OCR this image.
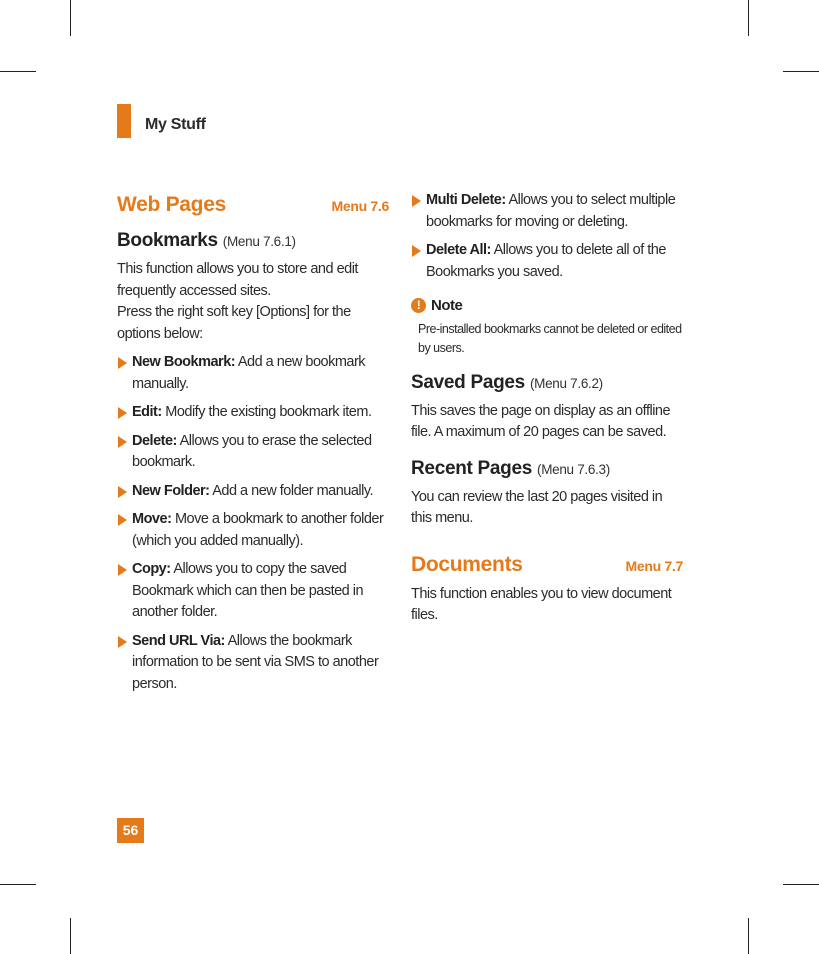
My Stuff
Web Pages	Menu 7.6
Bookmarks (Menu 7.6.1)

This function allows you to store and edit frequently accessed sites.

Press the right soft key [Options] for the options below:

New Bookmark: Add a new bookmark manually.
Edit: Modify the existing bookmark item.
Delete: Allows you to erase the selected bookmark.
New Folder: Add a new folder manually.
Move: Move a bookmark to another folder (which you added manually).
Copy: Allows you to copy the saved Bookmark which can then be pasted in another folder.
Send URL Via: Allows the bookmark information to be sent via SMS to another person.
Multi Delete: Allows you to select multiple bookmarks for moving or deleting.
Delete All: Allows you to delete all of the Bookmarks you saved.
! Note

Pre-installed bookmarks cannot be deleted or edited by users.

Saved Pages (Menu 7.6.2)

This saves the page on display as an offline file. A maximum of 20 pages can be saved.

Recent Pages (Menu 7.6.3)

You can review the last 20 pages visited in this menu.

Documents	Menu 7.7

This function enables you to view document files.

56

════════

> [Exercise aim] Reproduce each line of the records exactly, and omit every picture.

> [The result]
OCR this image.
My Stuff
Web Pages	Menu 7.6
Bookmarks (Menu 7.6.1)

This function allows you to store and edit frequently accessed sites.

Press the right soft key [Options] for the options below:

New Bookmark: Add a new bookmark manually.
Edit: Modify the existing bookmark item.
Delete: Allows you to erase the selected bookmark.
New Folder: Add a new folder manually.
Move: Move a bookmark to another folder (which you added manually).
Copy: Allows you to copy the saved Bookmark which can then be pasted in another folder.
Send URL Via: Allows the bookmark information to be sent via SMS to another person.
Multi Delete: Allows you to select multiple bookmarks for moving or deleting.
Delete All: Allows you to delete all of the Bookmarks you saved.
! Note

Pre-installed bookmarks cannot be deleted or edited by users.

Saved Pages (Menu 7.6.2)

This saves the page on display as an offline file. A maximum of 20 pages can be saved.

Recent Pages (Menu 7.6.3)

You can review the last 20 pages visited in this menu.

Documents	Menu 7.7

This function enables you to view document files.

56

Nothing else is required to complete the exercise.